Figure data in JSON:
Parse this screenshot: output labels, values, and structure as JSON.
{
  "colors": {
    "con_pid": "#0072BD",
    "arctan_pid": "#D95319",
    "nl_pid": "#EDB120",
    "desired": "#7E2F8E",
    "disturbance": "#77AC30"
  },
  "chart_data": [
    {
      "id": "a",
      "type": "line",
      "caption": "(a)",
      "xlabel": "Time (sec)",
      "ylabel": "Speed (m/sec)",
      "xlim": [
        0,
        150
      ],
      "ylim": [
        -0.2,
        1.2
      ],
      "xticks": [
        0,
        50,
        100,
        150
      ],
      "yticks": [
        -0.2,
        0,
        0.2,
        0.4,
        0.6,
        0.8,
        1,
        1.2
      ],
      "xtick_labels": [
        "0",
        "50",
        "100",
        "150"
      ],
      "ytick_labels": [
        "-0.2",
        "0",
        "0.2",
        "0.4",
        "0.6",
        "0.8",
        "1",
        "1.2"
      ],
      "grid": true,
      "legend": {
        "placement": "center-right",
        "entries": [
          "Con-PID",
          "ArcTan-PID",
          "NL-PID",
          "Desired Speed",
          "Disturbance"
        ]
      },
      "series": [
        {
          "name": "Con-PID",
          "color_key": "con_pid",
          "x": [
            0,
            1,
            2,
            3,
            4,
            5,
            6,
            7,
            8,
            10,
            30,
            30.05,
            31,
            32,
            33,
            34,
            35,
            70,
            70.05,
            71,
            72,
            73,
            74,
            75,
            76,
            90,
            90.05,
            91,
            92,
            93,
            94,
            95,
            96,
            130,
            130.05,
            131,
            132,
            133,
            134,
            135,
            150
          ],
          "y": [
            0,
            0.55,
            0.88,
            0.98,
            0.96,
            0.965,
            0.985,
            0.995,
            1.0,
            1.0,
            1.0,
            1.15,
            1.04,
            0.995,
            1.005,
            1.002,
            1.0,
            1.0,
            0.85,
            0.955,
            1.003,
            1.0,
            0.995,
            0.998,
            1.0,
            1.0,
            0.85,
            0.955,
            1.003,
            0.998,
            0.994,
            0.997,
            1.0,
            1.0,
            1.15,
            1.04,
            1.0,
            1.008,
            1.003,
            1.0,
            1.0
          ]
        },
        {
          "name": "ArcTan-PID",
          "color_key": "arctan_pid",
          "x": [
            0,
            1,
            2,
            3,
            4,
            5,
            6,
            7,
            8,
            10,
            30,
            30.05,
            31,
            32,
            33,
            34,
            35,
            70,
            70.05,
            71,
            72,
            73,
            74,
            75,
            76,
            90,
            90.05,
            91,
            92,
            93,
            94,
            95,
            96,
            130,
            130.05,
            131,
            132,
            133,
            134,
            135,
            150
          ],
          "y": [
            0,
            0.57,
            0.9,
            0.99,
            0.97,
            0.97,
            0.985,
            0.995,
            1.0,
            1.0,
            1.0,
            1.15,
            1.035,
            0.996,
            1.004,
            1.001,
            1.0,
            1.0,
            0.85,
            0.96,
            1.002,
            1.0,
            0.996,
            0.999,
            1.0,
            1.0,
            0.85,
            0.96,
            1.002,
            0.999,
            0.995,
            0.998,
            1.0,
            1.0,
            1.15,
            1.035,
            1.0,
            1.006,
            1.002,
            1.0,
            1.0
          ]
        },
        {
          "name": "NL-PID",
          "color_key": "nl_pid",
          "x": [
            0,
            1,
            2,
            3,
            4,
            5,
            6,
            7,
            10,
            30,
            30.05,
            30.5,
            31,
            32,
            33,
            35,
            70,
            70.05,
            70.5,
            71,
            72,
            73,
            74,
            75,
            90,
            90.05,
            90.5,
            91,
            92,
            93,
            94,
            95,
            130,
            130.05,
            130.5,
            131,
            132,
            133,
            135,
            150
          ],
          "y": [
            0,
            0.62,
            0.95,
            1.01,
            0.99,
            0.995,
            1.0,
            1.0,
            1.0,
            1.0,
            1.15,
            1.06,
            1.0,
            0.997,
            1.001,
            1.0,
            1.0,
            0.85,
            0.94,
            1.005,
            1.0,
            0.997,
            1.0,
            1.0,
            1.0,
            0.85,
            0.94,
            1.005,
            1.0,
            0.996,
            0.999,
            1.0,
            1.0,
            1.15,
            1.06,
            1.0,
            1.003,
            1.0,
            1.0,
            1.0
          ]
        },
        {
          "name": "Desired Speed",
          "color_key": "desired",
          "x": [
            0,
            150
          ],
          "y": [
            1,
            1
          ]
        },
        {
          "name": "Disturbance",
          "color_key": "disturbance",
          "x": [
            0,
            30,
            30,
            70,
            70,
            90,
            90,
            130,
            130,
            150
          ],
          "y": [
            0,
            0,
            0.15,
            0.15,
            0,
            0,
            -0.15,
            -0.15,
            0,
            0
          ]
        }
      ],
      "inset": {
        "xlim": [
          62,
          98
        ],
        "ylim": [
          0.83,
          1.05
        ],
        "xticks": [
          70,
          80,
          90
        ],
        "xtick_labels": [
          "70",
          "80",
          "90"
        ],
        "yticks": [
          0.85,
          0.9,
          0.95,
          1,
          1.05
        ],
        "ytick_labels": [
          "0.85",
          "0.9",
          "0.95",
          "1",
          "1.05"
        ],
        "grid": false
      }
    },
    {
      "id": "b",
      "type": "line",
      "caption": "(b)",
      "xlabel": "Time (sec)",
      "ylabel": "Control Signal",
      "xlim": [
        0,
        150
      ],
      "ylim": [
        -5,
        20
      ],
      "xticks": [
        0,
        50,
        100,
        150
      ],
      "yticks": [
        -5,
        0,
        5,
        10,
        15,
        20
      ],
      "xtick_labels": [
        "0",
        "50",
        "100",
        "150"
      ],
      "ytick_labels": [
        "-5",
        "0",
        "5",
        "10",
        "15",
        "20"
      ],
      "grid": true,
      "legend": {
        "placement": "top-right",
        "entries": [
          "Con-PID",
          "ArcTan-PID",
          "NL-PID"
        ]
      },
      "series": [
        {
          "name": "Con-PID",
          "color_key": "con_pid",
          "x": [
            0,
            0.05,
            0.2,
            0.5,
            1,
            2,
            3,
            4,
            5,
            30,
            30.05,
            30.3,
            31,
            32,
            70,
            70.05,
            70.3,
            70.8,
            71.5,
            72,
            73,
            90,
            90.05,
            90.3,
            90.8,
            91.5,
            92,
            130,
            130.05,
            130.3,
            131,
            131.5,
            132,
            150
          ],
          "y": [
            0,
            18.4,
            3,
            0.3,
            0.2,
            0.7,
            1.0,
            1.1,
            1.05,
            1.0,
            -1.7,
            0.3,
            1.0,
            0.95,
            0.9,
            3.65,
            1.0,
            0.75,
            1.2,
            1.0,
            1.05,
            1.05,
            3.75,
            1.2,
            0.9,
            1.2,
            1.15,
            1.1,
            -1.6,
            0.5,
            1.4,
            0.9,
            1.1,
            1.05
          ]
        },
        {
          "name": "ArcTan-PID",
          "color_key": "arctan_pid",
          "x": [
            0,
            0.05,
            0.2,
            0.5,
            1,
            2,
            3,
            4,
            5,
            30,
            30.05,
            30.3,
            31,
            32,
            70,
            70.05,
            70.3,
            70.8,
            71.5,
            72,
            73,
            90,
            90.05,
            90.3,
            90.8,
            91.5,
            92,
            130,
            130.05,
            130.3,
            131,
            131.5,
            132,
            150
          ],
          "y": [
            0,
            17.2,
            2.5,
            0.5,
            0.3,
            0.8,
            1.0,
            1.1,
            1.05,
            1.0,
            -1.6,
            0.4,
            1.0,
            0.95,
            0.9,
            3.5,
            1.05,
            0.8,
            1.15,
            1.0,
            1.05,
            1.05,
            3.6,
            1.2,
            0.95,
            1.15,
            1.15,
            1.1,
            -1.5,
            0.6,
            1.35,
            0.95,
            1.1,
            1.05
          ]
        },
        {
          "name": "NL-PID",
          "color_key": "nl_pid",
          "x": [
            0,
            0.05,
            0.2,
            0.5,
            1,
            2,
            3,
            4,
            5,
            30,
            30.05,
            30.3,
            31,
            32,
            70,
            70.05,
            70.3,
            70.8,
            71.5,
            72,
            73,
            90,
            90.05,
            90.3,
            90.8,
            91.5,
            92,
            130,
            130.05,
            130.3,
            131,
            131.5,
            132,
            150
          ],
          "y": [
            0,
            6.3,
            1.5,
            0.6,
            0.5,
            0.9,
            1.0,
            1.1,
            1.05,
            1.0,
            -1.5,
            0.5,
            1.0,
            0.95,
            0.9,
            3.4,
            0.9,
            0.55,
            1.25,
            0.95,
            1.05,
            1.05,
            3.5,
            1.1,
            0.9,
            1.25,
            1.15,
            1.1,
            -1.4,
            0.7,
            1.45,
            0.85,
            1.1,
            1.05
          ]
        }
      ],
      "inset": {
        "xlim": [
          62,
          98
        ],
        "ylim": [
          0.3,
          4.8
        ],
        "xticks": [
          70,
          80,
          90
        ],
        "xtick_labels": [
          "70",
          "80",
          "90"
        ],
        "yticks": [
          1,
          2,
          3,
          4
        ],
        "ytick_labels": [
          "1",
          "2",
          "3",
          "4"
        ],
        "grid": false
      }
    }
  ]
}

#### WRITTEN EXERCISE
Tell how many lines of the material above hold "ylabel", answering with a bare number.

#### RESPONSE
2